Provide the records once more, identical to the original.

LISTED RECORDS:
++++++++++

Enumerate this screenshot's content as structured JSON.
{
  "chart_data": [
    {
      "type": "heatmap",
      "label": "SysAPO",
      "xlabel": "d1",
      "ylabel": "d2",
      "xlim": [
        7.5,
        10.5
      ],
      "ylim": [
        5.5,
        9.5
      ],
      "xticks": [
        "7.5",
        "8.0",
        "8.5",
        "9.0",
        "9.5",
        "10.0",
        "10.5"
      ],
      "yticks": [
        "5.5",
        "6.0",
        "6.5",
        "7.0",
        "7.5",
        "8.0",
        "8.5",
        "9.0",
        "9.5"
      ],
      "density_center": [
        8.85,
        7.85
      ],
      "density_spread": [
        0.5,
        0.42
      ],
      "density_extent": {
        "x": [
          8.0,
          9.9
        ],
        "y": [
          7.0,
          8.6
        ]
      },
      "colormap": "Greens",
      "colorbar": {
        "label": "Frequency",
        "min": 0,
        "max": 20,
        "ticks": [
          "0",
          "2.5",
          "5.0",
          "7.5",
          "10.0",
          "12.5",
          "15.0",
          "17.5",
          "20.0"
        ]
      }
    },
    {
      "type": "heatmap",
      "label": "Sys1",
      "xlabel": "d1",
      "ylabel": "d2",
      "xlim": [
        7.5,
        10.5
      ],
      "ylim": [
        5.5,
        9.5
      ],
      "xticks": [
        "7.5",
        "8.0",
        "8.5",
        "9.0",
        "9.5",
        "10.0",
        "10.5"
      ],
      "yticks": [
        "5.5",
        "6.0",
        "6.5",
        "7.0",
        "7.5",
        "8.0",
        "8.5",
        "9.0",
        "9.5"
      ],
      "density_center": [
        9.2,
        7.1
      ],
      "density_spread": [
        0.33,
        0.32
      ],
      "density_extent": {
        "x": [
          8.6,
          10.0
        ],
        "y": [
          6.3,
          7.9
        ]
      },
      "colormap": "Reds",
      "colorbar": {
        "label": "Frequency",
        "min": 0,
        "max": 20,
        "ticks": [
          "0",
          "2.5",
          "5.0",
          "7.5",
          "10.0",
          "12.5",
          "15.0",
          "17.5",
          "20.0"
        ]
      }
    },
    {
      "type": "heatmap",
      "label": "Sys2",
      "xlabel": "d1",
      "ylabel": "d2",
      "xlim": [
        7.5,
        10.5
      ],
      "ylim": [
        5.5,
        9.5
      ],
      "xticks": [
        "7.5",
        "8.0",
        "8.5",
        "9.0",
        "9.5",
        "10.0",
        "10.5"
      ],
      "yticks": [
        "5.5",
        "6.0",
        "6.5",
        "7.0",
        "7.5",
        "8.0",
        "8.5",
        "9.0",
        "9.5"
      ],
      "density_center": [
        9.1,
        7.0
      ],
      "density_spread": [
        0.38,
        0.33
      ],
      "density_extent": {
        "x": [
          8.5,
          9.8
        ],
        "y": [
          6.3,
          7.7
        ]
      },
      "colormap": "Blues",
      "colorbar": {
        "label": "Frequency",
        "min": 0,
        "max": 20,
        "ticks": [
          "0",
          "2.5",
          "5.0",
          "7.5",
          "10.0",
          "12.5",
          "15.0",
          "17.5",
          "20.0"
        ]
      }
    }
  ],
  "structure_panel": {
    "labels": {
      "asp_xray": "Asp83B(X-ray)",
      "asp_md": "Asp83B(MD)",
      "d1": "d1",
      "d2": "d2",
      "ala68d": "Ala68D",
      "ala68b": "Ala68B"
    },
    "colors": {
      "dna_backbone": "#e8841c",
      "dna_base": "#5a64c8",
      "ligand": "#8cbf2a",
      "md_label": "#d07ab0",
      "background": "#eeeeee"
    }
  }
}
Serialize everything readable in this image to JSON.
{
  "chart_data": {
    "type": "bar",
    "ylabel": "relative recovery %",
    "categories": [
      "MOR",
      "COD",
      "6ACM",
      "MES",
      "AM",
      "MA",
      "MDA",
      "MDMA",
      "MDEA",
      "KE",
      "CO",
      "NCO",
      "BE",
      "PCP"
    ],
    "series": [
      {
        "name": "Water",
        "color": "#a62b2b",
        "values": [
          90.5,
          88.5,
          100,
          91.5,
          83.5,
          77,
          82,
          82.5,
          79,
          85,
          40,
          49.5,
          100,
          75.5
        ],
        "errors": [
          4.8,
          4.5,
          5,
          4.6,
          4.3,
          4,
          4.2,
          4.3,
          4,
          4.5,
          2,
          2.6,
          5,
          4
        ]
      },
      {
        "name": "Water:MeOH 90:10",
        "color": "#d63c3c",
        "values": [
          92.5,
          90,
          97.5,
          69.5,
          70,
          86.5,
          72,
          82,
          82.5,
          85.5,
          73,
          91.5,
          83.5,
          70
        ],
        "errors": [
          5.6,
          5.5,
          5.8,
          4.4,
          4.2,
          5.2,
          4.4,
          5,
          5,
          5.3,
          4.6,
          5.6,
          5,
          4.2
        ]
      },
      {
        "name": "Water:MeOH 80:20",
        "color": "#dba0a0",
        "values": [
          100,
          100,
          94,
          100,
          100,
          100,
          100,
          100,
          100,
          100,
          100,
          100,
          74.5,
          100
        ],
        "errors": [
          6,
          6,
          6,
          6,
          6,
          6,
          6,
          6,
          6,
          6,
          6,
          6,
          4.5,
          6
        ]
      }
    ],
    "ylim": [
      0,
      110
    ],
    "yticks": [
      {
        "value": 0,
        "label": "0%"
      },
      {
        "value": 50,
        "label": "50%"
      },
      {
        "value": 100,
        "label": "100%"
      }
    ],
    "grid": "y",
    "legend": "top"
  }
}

++++++++++

WORKED SOLUTION:
Enumerate this screenshot's content as structured JSON.
{
  "chart_data": [
    {
      "type": "heatmap",
      "label": "SysAPO",
      "xlabel": "d1",
      "ylabel": "d2",
      "xlim": [
        7.5,
        10.5
      ],
      "ylim": [
        5.5,
        9.5
      ],
      "xticks": [
        "7.5",
        "8.0",
        "8.5",
        "9.0",
        "9.5",
        "10.0",
        "10.5"
      ],
      "yticks": [
        "5.5",
        "6.0",
        "6.5",
        "7.0",
        "7.5",
        "8.0",
        "8.5",
        "9.0",
        "9.5"
      ],
      "density_center": [
        8.85,
        7.85
      ],
      "density_spread": [
        0.5,
        0.42
      ],
      "density_extent": {
        "x": [
          8.0,
          9.9
        ],
        "y": [
          7.0,
          8.6
        ]
      },
      "colormap": "Greens",
      "colorbar": {
        "label": "Frequency",
        "min": 0,
        "max": 20,
        "ticks": [
          "0",
          "2.5",
          "5.0",
          "7.5",
          "10.0",
          "12.5",
          "15.0",
          "17.5",
          "20.0"
        ]
      }
    },
    {
      "type": "heatmap",
      "label": "Sys1",
      "xlabel": "d1",
      "ylabel": "d2",
      "xlim": [
        7.5,
        10.5
      ],
      "ylim": [
        5.5,
        9.5
      ],
      "xticks": [
        "7.5",
        "8.0",
        "8.5",
        "9.0",
        "9.5",
        "10.0",
        "10.5"
      ],
      "yticks": [
        "5.5",
        "6.0",
        "6.5",
        "7.0",
        "7.5",
        "8.0",
        "8.5",
        "9.0",
        "9.5"
      ],
      "density_center": [
        9.2,
        7.1
      ],
      "density_spread": [
        0.33,
        0.32
      ],
      "density_extent": {
        "x": [
          8.6,
          10.0
        ],
        "y": [
          6.3,
          7.9
        ]
      },
      "colormap": "Reds",
      "colorbar": {
        "label": "Frequency",
        "min": 0,
        "max": 20,
        "ticks": [
          "0",
          "2.5",
          "5.0",
          "7.5",
          "10.0",
          "12.5",
          "15.0",
          "17.5",
          "20.0"
        ]
      }
    },
    {
      "type": "heatmap",
      "label": "Sys2",
      "xlabel": "d1",
      "ylabel": "d2",
      "xlim": [
        7.5,
        10.5
      ],
      "ylim": [
        5.5,
        9.5
      ],
      "xticks": [
        "7.5",
        "8.0",
        "8.5",
        "9.0",
        "9.5",
        "10.0",
        "10.5"
      ],
      "yticks": [
        "5.5",
        "6.0",
        "6.5",
        "7.0",
        "7.5",
        "8.0",
        "8.5",
        "9.0",
        "9.5"
      ],
      "density_center": [
        9.1,
        7.0
      ],
      "density_spread": [
        0.38,
        0.33
      ],
      "density_extent": {
        "x": [
          8.5,
          9.8
        ],
        "y": [
          6.3,
          7.7
        ]
      },
      "colormap": "Blues",
      "colorbar": {
        "label": "Frequency",
        "min": 0,
        "max": 20,
        "ticks": [
          "0",
          "2.5",
          "5.0",
          "7.5",
          "10.0",
          "12.5",
          "15.0",
          "17.5",
          "20.0"
        ]
      }
    }
  ],
  "structure_panel": {
    "labels": {
      "asp_xray": "Asp83B(X-ray)",
      "asp_md": "Asp83B(MD)",
      "d1": "d1",
      "d2": "d2",
      "ala68d": "Ala68D",
      "ala68b": "Ala68B"
    },
    "colors": {
      "dna_backbone": "#e8841c",
      "dna_base": "#5a64c8",
      "ligand": "#8cbf2a",
      "md_label": "#d07ab0",
      "background": "#eeeeee"
    }
  }
}
Serialize everything readable in this image to JSON.
{
  "chart_data": {
    "type": "bar",
    "ylabel": "relative recovery %",
    "categories": [
      "MOR",
      "COD",
      "6ACM",
      "MES",
      "AM",
      "MA",
      "MDA",
      "MDMA",
      "MDEA",
      "KE",
      "CO",
      "NCO",
      "BE",
      "PCP"
    ],
    "series": [
      {
        "name": "Water",
        "color": "#a62b2b",
        "values": [
          90.5,
          88.5,
          100,
          91.5,
          83.5,
          77,
          82,
          82.5,
          79,
          85,
          40,
          49.5,
          100,
          75.5
        ],
        "errors": [
          4.8,
          4.5,
          5,
          4.6,
          4.3,
          4,
          4.2,
          4.3,
          4,
          4.5,
          2,
          2.6,
          5,
          4
        ]
      },
      {
        "name": "Water:MeOH 90:10",
        "color": "#d63c3c",
        "values": [
          92.5,
          90,
          97.5,
          69.5,
          70,
          86.5,
          72,
          82,
          82.5,
          85.5,
          73,
          91.5,
          83.5,
          70
        ],
        "errors": [
          5.6,
          5.5,
          5.8,
          4.4,
          4.2,
          5.2,
          4.4,
          5,
          5,
          5.3,
          4.6,
          5.6,
          5,
          4.2
        ]
      },
      {
        "name": "Water:MeOH 80:20",
        "color": "#dba0a0",
        "values": [
          100,
          100,
          94,
          100,
          100,
          100,
          100,
          100,
          100,
          100,
          100,
          100,
          74.5,
          100
        ],
        "errors": [
          6,
          6,
          6,
          6,
          6,
          6,
          6,
          6,
          6,
          6,
          6,
          6,
          4.5,
          6
        ]
      }
    ],
    "ylim": [
      0,
      110
    ],
    "yticks": [
      {
        "value": 0,
        "label": "0%"
      },
      {
        "value": 50,
        "label": "50%"
      },
      {
        "value": 100,
        "label": "100%"
      }
    ],
    "grid": "y",
    "legend": "top"
  }
}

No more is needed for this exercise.